◆ **Tasks**:
[A] In the replies about domestic abuse, what reason is given for why the husband hits his wife?
[B] Extend the replies about domestic abuse with a passage that picks up after their final sentence.

◆ **Selected excerpt**:
-.-.-
I wonder if our system to help battered woman would not extend its services to her? Is that something you would think about looking into?
This is the most difficult sort of abuse case to find a solution for, and one for which I feel truly sorry for the woman. You are trapped by your immigrant status and because you have children and no means to support them if you leave your husband.
But maybe there is help and maybe that help comes from you. One of your problems is that you feel your husband is justified in hitting you because you are not the world's best housekeeper. Well, trying to be a better housekeeper is not the answer. The reason he hits you is because he can. So you need (1) to stop blaming yourself and (2) to find help.
In your case the help would most likely come from friends and family. If you made no secret of how your husband behaves he will be subjected to public humiliation. Since your husband is not an out-and-out loony that might work very well. So spread the word and stop apologizing
hi im so sorry for what your having to go through but it most definitely is abuse. he has no right to treat you this way..and i know its hard to accept that someone that you love can hurt you this way and it then becomes harder to walk away as you probably always hope and believe things will change... they seldom do and if your feeling so unhappy and its affecting your children then you have to find the strength to put an end to this...its not right and its not fair on you or your children...keep strong and know your worth so much more than this..with very best wishes x
Absolutely, this is abuse. Many abusive men have alternating sides . , . sweet, cruel, remorseful, violent, contrite, angry, etc. That is the pattern. I'll keep my advice short----- he's a man that hits the woman he is with. You need to leave him. Flat out. Love does not conquer all. It's simply an emotion. I've loved a few people in my life and you will too. Staying with someone that uses his words to hurt you and bully you is bad enough but when he actually takes it to a physical level---- that IS a deal breaker.
Did you have a volatile home growing up? I just ask because patterns repeat. Most would be gone the first time someone struck them. That you are asking if it is abuse makes me worry about some unhealthy thinking on your part.
-.-.-
◆ **Dataset content**:
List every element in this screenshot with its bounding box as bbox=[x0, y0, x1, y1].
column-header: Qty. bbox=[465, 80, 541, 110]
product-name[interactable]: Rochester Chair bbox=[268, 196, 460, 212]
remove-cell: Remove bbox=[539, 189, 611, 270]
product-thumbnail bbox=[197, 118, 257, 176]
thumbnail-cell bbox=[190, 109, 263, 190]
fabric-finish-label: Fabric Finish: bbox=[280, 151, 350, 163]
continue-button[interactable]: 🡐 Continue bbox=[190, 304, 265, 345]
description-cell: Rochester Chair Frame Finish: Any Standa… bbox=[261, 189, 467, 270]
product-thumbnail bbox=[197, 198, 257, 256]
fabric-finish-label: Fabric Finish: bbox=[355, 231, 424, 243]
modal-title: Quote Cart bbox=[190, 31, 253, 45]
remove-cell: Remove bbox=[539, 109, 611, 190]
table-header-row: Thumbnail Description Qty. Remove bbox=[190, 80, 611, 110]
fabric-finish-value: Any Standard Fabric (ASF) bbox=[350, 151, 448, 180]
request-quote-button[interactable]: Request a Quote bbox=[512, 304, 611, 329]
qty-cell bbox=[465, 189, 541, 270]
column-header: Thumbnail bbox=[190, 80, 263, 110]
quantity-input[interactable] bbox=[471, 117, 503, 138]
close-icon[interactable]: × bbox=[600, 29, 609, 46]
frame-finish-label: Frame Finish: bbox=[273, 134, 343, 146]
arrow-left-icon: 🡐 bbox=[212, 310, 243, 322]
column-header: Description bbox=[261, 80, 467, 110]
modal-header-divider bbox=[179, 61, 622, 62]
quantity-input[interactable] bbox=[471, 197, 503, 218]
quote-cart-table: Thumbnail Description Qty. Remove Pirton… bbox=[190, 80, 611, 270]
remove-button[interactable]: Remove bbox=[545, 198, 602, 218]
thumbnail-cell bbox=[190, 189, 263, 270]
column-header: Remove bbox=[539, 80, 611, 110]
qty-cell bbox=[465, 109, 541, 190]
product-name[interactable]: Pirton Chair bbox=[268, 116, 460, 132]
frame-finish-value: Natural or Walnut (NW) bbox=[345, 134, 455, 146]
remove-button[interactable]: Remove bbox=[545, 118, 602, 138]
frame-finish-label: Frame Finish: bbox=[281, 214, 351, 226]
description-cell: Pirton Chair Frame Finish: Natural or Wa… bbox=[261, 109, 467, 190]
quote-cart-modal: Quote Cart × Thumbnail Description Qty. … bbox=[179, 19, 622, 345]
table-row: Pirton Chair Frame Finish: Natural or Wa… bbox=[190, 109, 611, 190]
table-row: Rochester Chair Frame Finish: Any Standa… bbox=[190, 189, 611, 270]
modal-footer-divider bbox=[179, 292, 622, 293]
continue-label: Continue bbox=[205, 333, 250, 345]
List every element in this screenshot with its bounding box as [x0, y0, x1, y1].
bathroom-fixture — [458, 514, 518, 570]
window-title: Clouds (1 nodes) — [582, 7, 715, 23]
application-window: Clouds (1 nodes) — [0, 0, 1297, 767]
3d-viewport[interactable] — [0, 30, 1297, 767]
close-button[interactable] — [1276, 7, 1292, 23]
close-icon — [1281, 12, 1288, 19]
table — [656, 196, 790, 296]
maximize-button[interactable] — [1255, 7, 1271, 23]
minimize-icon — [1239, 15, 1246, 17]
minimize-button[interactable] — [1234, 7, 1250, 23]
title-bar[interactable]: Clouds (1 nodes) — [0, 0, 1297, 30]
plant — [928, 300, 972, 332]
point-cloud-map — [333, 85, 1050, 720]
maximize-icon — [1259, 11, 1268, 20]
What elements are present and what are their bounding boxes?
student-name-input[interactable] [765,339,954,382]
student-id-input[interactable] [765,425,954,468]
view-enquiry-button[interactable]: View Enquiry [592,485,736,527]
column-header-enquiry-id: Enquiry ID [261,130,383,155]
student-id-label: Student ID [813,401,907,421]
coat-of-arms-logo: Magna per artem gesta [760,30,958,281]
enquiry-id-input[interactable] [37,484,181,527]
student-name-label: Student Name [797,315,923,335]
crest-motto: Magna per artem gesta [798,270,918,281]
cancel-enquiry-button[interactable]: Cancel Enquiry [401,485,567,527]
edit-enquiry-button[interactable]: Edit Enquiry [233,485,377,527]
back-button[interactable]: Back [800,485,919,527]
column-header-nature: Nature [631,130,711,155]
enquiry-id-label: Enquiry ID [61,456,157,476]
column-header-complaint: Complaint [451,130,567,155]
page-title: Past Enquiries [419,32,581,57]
-.-.-
◆ **Answers provided**:
[A] He hits her because he can.

[B]
You deserve a man that would never hurt you. peace and good luck dear
Your husband needs to do MUCH BETTER and it is not wise for you to continue this under these conditions. I am not sure I need to tell you what to do because in all honesty I do not believe you are going to do anything about the situation right now. I know this because you have made a lot of excuses for him. You focus on the fact that he is a good husband and that he comes around and is being sweet after his tantrums. Just because somebody has good ways doesn't mean that they are GOOD!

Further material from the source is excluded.